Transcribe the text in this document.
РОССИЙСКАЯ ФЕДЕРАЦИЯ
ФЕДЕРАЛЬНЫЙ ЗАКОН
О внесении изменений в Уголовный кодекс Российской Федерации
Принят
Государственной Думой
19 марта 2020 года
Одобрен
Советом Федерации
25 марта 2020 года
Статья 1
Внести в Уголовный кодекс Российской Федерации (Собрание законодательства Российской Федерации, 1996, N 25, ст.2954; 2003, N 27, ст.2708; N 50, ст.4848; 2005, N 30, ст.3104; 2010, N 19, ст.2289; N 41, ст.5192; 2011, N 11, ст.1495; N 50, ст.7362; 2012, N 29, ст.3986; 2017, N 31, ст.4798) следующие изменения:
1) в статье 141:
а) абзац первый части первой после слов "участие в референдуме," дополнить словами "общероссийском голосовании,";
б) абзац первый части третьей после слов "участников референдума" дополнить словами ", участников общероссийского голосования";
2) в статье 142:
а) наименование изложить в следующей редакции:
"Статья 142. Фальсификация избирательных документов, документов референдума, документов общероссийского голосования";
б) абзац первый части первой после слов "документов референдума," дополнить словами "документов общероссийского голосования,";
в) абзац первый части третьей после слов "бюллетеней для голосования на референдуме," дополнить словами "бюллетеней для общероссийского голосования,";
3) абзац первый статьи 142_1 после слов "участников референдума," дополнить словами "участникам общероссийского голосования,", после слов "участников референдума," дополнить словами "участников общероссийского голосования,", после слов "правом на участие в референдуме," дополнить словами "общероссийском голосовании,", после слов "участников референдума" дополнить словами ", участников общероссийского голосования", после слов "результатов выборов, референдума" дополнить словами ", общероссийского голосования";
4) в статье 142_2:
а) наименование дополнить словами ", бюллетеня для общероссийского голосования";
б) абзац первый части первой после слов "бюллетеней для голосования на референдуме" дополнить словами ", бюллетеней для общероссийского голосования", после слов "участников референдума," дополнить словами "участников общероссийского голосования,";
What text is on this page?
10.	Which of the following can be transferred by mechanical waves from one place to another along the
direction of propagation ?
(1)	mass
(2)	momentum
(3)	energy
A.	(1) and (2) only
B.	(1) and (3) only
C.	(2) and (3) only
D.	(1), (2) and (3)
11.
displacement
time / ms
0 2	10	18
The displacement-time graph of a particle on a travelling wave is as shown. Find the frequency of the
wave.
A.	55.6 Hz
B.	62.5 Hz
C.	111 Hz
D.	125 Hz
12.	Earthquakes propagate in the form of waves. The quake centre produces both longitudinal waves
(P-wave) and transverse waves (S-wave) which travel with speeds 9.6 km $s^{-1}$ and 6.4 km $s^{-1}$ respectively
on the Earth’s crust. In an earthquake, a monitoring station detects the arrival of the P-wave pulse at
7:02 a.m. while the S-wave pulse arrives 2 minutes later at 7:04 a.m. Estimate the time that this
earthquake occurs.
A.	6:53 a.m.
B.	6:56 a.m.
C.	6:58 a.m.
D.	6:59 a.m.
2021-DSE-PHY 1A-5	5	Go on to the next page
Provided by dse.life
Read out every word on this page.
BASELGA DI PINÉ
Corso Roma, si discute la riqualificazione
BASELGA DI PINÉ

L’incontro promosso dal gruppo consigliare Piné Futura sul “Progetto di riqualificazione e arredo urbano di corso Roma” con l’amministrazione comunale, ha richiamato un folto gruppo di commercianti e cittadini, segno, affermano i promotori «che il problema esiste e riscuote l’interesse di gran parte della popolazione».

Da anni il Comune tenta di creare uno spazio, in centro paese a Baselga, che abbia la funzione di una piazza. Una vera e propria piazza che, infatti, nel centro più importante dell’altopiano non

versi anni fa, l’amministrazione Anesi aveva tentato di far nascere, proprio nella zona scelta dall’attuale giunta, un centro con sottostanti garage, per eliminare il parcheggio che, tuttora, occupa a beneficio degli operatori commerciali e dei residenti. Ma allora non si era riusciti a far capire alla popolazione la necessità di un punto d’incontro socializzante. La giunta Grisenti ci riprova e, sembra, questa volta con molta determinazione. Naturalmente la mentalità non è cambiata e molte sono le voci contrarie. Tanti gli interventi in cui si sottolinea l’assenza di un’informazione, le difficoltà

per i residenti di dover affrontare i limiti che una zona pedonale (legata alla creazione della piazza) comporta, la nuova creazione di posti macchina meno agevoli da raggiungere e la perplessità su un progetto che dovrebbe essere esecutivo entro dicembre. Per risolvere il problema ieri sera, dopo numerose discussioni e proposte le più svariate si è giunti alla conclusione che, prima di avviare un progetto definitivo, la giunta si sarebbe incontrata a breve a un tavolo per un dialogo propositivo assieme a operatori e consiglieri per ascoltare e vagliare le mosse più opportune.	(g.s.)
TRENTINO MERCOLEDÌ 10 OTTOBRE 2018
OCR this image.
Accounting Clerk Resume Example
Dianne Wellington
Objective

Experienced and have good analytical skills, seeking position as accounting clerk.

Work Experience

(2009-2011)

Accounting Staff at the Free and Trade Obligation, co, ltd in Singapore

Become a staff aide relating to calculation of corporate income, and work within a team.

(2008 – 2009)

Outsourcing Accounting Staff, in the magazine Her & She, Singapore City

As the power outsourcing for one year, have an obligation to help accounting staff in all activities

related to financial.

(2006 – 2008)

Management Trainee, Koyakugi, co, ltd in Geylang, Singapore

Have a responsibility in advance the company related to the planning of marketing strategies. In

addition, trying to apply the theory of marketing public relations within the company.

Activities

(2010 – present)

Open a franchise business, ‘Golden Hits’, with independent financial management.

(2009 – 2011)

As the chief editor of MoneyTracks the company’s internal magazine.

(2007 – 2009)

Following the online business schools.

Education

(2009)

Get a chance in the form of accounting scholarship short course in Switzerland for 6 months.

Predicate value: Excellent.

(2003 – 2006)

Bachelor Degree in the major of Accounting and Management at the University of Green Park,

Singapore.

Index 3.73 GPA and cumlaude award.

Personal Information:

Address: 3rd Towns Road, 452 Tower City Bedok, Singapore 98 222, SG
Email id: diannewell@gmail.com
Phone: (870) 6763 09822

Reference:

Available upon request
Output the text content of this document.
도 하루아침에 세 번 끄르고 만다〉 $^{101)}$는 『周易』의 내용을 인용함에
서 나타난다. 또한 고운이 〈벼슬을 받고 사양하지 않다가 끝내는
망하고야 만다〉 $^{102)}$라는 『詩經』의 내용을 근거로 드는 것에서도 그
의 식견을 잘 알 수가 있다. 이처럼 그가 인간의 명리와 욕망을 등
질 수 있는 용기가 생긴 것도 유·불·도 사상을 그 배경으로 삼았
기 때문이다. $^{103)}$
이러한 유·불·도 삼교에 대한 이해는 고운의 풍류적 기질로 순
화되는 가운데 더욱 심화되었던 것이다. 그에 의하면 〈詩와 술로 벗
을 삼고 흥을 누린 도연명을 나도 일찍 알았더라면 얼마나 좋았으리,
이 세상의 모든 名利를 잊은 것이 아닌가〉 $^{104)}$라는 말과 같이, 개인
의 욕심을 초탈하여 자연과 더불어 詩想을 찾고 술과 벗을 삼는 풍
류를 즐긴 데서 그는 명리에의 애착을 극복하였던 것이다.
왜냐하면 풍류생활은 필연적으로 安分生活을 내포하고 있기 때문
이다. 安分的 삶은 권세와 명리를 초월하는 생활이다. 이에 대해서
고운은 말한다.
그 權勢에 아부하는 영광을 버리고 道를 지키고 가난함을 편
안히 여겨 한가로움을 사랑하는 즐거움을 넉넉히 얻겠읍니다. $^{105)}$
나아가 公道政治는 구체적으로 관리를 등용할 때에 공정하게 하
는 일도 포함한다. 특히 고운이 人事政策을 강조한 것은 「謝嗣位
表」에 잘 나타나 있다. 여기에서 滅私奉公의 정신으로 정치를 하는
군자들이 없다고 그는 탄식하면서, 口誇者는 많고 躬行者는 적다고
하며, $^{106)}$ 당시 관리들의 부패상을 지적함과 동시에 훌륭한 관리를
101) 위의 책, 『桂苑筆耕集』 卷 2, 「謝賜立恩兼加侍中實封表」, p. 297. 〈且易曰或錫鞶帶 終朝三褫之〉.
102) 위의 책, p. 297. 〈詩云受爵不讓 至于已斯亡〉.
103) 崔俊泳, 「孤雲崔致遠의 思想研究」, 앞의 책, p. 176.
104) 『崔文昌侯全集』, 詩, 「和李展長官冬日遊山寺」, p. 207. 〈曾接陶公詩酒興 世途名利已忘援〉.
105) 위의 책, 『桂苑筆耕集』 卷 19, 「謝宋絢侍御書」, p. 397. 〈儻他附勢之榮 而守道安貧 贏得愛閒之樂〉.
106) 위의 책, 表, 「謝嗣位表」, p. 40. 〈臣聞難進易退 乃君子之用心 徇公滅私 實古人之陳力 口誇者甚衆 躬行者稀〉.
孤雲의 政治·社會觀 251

_____

### Goal:
Gather and copy every line of the data in which the string "桂苑筆耕集" is found.

### Answer below:
101) 위의 책, 『桂苑筆耕集』 卷 2, 「謝賜立恩兼加侍中實封表」, p. 297. 〈且易曰或錫鞶帶 終朝三褫之〉.
105) 위의 책, 『桂苑筆耕集』 卷 19, 「謝宋絢侍御書」, p. 397. 〈儻他附勢之榮 而守道安貧 贏得愛閒之樂〉.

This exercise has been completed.